• BRIEF:
All lines in the data bearing the string "Gender" should be identified and copied.

• Chart and figure data:
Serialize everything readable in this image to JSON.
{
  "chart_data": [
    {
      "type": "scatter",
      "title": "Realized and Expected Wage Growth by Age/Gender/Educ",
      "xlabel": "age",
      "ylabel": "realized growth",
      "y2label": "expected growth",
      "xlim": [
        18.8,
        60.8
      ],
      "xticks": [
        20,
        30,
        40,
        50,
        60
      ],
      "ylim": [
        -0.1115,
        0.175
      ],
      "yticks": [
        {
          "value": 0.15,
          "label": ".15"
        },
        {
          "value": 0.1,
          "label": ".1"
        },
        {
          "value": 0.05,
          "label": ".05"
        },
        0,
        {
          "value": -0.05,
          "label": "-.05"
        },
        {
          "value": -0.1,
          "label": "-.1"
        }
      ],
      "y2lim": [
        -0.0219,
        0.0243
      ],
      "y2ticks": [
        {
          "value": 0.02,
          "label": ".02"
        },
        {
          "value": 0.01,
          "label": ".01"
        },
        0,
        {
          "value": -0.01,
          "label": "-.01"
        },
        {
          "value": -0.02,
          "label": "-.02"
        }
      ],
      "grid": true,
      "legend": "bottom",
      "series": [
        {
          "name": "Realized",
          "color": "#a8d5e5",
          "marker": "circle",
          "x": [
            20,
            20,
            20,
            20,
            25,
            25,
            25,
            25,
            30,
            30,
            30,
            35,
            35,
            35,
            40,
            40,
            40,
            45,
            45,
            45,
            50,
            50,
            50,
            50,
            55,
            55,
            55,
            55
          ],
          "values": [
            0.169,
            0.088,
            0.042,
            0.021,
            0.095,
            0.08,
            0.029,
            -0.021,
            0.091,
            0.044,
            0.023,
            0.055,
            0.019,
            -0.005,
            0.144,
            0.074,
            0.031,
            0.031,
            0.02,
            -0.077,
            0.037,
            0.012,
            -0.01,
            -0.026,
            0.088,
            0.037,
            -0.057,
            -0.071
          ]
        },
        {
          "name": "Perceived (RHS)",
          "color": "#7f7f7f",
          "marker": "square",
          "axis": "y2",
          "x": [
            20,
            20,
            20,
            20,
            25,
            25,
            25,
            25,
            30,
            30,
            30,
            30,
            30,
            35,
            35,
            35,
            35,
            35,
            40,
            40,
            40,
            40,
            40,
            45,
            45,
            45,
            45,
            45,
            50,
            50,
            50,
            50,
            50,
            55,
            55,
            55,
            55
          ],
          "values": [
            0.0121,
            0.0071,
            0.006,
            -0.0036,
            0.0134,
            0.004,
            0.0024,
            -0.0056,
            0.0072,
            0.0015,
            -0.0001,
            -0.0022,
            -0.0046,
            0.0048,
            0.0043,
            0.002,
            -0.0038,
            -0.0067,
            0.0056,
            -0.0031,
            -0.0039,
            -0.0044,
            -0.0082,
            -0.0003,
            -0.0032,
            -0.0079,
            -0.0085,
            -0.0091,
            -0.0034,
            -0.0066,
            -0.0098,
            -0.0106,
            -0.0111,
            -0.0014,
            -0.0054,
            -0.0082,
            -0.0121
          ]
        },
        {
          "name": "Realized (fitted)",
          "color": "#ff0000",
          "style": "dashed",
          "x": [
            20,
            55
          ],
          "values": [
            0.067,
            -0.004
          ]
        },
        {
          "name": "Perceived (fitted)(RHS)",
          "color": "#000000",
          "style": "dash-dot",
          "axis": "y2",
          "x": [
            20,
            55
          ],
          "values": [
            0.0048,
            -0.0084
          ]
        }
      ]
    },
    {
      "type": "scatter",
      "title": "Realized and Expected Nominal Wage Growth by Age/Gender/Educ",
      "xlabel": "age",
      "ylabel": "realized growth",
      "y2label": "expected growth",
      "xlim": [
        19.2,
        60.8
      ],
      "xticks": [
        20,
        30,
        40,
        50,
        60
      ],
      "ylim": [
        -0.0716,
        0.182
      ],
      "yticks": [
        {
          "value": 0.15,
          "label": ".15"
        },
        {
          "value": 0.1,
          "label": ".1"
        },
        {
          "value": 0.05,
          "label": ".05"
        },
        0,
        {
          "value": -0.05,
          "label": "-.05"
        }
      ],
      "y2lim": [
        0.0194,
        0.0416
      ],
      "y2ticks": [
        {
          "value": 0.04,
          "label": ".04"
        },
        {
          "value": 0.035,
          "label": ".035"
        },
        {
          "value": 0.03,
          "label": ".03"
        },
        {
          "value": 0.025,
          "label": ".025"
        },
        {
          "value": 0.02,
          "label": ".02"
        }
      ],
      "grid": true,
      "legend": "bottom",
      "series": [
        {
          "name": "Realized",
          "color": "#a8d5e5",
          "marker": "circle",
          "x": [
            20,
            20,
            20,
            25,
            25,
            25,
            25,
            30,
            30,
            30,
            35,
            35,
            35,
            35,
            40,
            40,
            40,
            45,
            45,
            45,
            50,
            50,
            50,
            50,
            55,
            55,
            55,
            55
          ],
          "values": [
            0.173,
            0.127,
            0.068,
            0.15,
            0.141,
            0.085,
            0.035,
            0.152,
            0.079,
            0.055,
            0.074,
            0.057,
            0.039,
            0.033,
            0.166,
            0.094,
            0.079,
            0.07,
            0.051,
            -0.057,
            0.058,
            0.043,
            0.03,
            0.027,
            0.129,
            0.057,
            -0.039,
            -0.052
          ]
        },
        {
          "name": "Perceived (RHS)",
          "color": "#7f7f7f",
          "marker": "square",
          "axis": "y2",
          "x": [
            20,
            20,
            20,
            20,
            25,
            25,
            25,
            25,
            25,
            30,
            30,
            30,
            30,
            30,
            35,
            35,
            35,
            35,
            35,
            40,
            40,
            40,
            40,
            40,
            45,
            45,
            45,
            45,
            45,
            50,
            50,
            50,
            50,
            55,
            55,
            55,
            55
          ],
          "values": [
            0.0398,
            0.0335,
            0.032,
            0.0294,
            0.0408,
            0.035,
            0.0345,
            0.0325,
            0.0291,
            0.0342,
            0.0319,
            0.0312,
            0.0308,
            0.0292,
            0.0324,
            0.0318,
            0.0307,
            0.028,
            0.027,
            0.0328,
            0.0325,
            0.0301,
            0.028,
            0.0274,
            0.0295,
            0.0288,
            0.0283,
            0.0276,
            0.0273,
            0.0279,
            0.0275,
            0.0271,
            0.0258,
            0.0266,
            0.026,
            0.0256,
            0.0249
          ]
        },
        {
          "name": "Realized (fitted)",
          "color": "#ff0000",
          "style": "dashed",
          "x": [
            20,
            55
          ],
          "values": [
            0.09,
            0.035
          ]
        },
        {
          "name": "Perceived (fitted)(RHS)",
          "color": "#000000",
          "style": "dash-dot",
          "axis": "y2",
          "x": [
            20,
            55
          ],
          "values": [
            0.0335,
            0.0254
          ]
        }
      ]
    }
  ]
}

• CORRECT ANSWER:
      "title": "Realized and Expected Wage Growth by Age/Gender/Educ",
      "title": "Realized and Expected Nominal Wage Growth by Age/Gender/Educ",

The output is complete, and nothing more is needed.